▸ **REQUEST**
Below are the records. Gather each line that holds "откоса".

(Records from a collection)
↓

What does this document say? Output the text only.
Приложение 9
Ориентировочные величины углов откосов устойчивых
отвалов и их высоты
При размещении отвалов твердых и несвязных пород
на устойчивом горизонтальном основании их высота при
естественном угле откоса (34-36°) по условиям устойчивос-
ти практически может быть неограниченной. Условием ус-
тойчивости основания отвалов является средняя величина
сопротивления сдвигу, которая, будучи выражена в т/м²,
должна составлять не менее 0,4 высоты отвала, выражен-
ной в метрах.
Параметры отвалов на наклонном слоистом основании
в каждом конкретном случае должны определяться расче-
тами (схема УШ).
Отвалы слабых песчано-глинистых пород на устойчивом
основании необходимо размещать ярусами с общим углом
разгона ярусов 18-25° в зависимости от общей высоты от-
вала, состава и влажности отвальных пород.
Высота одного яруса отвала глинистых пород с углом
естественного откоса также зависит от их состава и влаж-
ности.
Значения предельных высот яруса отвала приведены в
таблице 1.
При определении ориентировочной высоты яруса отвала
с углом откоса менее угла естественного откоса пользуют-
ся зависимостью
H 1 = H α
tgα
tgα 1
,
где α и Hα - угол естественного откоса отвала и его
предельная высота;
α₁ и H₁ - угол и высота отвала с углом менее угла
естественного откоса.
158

↑

▸ **EXERCISE SOLUTION**
естественном угле откоса (34-36°) по условиям устойчивос-
естественного откоса также зависит от их состава и влаж-
с углом откоса менее угла естественного откоса пользуют-
где α и Hα - угол естественного откоса отвала и его
естественного откоса.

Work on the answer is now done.